Task statement: Report the total number of lines that include the string "Scientific", without any other text.

Raw data:
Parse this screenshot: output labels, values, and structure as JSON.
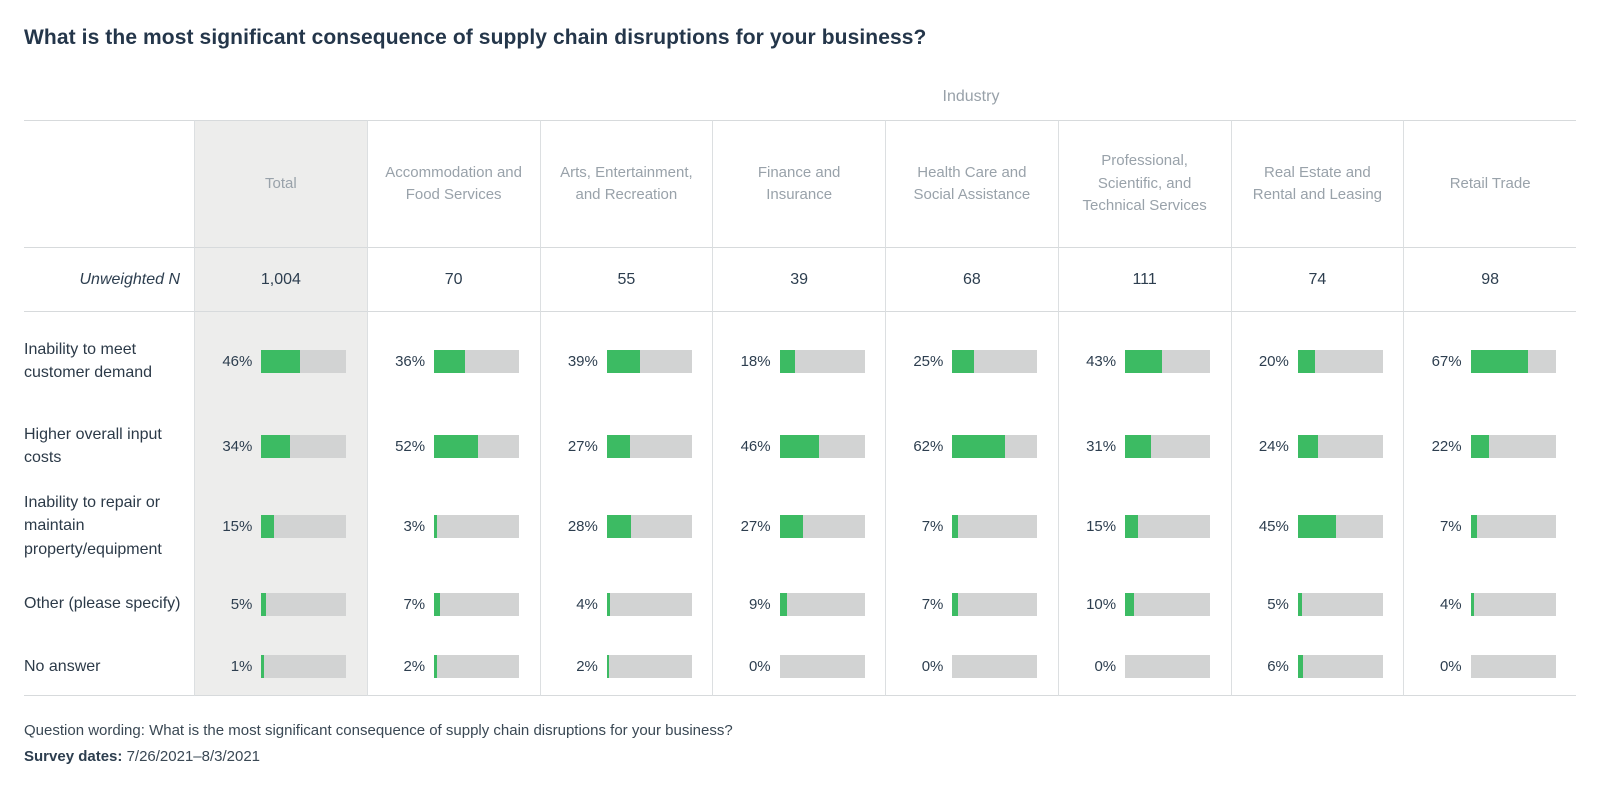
{
  "page": {
    "title": "What is the most significant consequence of supply chain disruptions for your business?",
    "industry_label": "Industry",
    "footer": {
      "question_wording": "Question wording: What is the most significant consequence of supply chain disruptions for your business?",
      "survey_dates_label": "Survey dates:",
      "survey_dates_value": "7/26/2021–8/3/2021"
    }
  },
  "chart_data": {
    "type": "bar",
    "title": "What is the most significant consequence of supply chain disruptions for your business?",
    "group_header": "Industry",
    "columns": [
      "Total",
      "Accommodation and Food Services",
      "Arts, Entertainment, and Recreation",
      "Finance and Insurance",
      "Health Care and Social Assistance",
      "Professional, Scientific, and Technical Services",
      "Real Estate and Rental and Leasing",
      "Retail Trade"
    ],
    "unweighted_n_label": "Unweighted N",
    "unweighted_n": [
      "1,004",
      "70",
      "55",
      "39",
      "68",
      "111",
      "74",
      "98"
    ],
    "categories": [
      "Inability to meet customer demand",
      "Higher overall input costs",
      "Inability to repair or maintain property/equipment",
      "Other (please specify)",
      "No answer"
    ],
    "series": [
      {
        "name": "Total",
        "values": [
          46,
          34,
          15,
          5,
          1
        ]
      },
      {
        "name": "Accommodation and Food Services",
        "values": [
          36,
          52,
          3,
          7,
          2
        ]
      },
      {
        "name": "Arts, Entertainment, and Recreation",
        "values": [
          39,
          27,
          28,
          4,
          2
        ]
      },
      {
        "name": "Finance and Insurance",
        "values": [
          18,
          46,
          27,
          9,
          0
        ]
      },
      {
        "name": "Health Care and Social Assistance",
        "values": [
          25,
          62,
          7,
          7,
          0
        ]
      },
      {
        "name": "Professional, Scientific, and Technical Services",
        "values": [
          43,
          31,
          15,
          10,
          0
        ]
      },
      {
        "name": "Real Estate and Rental and Leasing",
        "values": [
          20,
          24,
          45,
          5,
          6
        ]
      },
      {
        "name": "Retail Trade",
        "values": [
          67,
          22,
          7,
          4,
          0
        ]
      }
    ],
    "value_suffix": "%",
    "bar_max": 100,
    "colors": {
      "bar_fill": "#3cbb63",
      "bar_track": "#d2d3d3",
      "total_column_bg": "#ededec"
    }
  }
}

Result of the task: 2